TASK INSTRUCTIONS ▸
Exactly reproduce the entries, dropping any pictures from your copy.

[Figure data in JSON]
#####

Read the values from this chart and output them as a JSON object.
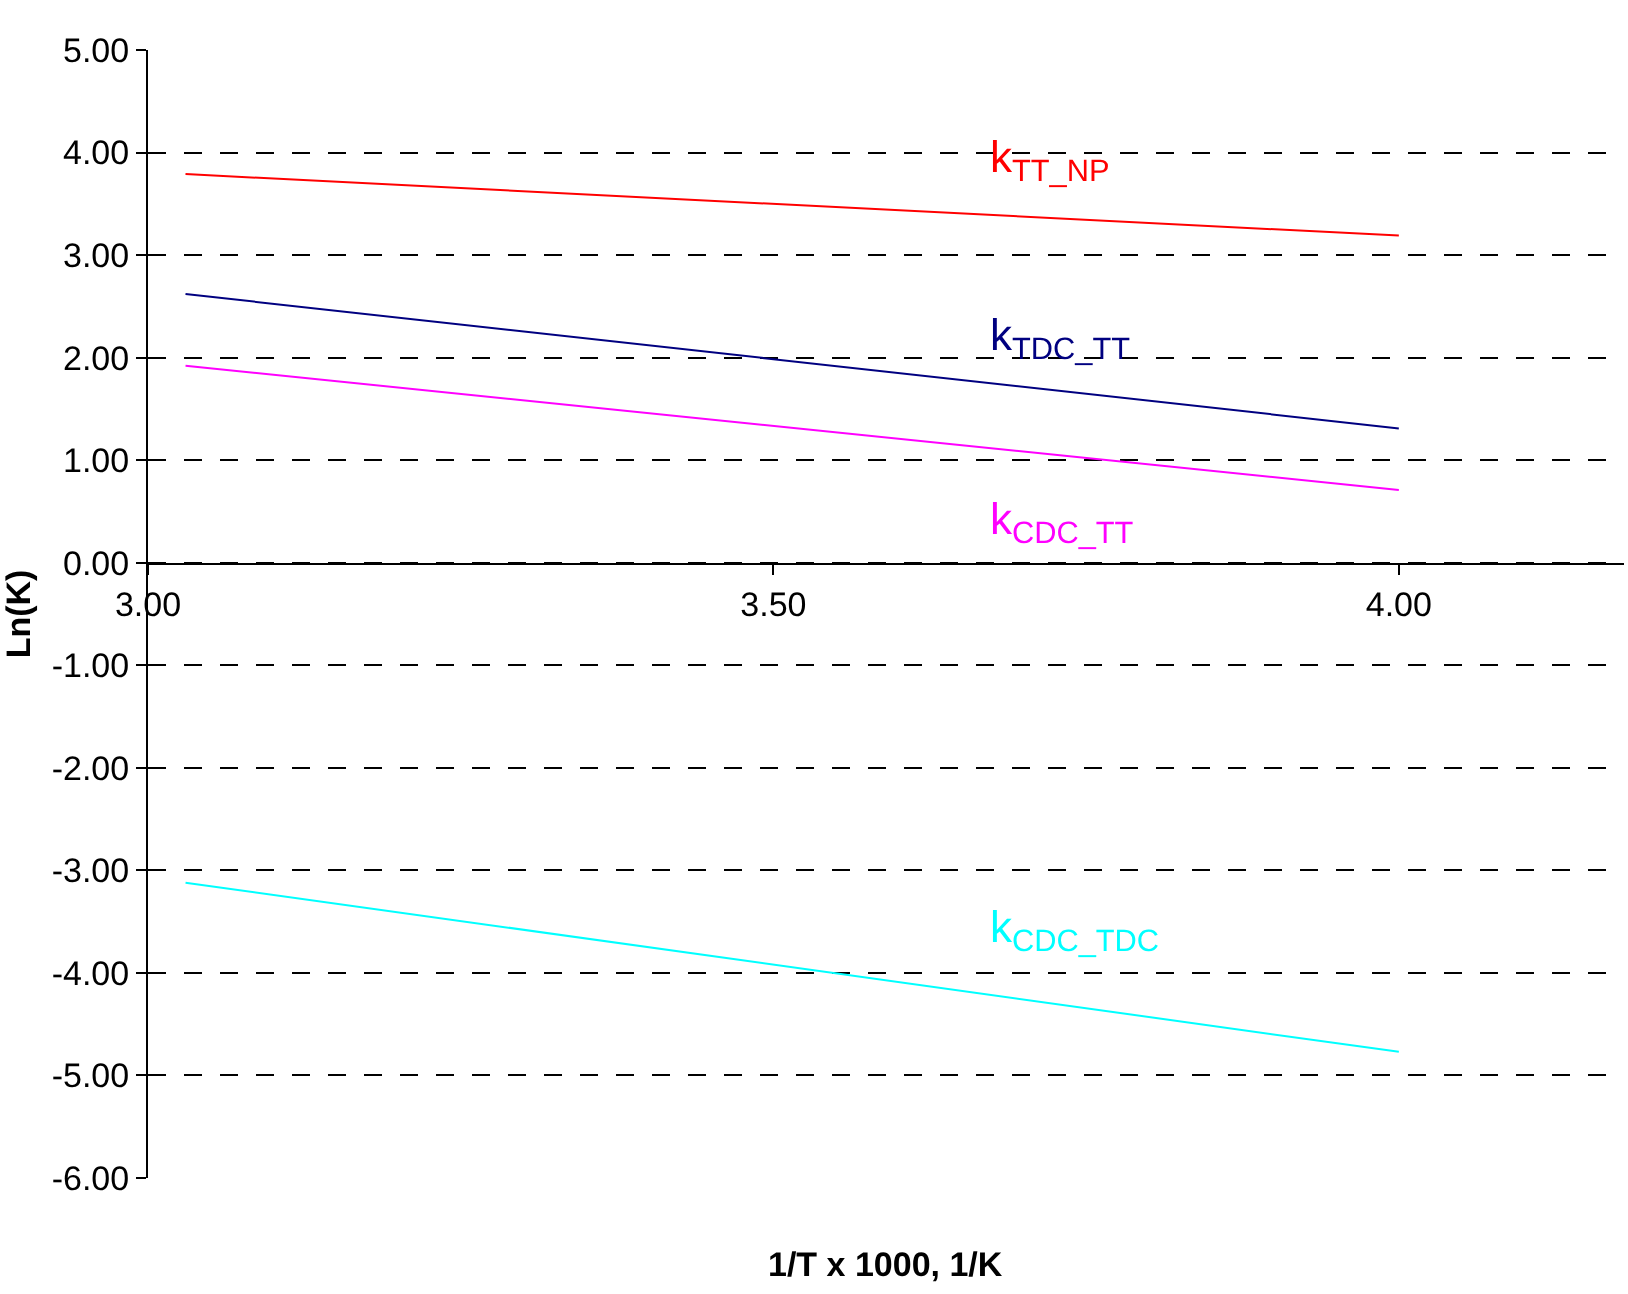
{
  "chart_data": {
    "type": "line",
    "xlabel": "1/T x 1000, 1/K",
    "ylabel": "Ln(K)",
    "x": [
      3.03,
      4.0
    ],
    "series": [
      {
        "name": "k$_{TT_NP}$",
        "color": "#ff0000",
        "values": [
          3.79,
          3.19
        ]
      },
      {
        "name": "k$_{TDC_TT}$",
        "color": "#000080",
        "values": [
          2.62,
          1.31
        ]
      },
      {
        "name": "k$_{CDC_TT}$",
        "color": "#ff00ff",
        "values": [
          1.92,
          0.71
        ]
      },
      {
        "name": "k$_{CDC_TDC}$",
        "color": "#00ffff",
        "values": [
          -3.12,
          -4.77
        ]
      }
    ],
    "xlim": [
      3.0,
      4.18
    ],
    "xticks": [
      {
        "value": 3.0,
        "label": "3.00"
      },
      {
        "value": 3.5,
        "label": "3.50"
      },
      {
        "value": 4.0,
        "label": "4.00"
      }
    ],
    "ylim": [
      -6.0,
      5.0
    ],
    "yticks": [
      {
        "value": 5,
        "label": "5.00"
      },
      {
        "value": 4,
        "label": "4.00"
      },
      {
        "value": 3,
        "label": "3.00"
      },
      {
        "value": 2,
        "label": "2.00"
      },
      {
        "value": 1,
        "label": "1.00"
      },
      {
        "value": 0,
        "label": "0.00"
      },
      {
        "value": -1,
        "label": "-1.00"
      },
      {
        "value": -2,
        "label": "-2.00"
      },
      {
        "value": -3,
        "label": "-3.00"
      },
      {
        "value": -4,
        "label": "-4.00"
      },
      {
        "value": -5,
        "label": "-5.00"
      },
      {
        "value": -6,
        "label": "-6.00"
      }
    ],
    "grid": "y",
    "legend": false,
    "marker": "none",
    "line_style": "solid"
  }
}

#####

SOLUTION FOR THIS PROBLEM ▸
Read the values from this chart and output them as a JSON object.
{
  "chart_data": {
    "type": "line",
    "xlabel": "1/T x 1000, 1/K",
    "ylabel": "Ln(K)",
    "x": [
      3.03,
      4.0
    ],
    "series": [
      {
        "name": "k$_{TT_NP}$",
        "color": "#ff0000",
        "values": [
          3.79,
          3.19
        ]
      },
      {
        "name": "k$_{TDC_TT}$",
        "color": "#000080",
        "values": [
          2.62,
          1.31
        ]
      },
      {
        "name": "k$_{CDC_TT}$",
        "color": "#ff00ff",
        "values": [
          1.92,
          0.71
        ]
      },
      {
        "name": "k$_{CDC_TDC}$",
        "color": "#00ffff",
        "values": [
          -3.12,
          -4.77
        ]
      }
    ],
    "xlim": [
      3.0,
      4.18
    ],
    "xticks": [
      {
        "value": 3.0,
        "label": "3.00"
      },
      {
        "value": 3.5,
        "label": "3.50"
      },
      {
        "value": 4.0,
        "label": "4.00"
      }
    ],
    "ylim": [
      -6.0,
      5.0
    ],
    "yticks": [
      {
        "value": 5,
        "label": "5.00"
      },
      {
        "value": 4,
        "label": "4.00"
      },
      {
        "value": 3,
        "label": "3.00"
      },
      {
        "value": 2,
        "label": "2.00"
      },
      {
        "value": 1,
        "label": "1.00"
      },
      {
        "value": 0,
        "label": "0.00"
      },
      {
        "value": -1,
        "label": "-1.00"
      },
      {
        "value": -2,
        "label": "-2.00"
      },
      {
        "value": -3,
        "label": "-3.00"
      },
      {
        "value": -4,
        "label": "-4.00"
      },
      {
        "value": -5,
        "label": "-5.00"
      },
      {
        "value": -6,
        "label": "-6.00"
      }
    ],
    "grid": "y",
    "legend": false,
    "marker": "none",
    "line_style": "solid"
  }
}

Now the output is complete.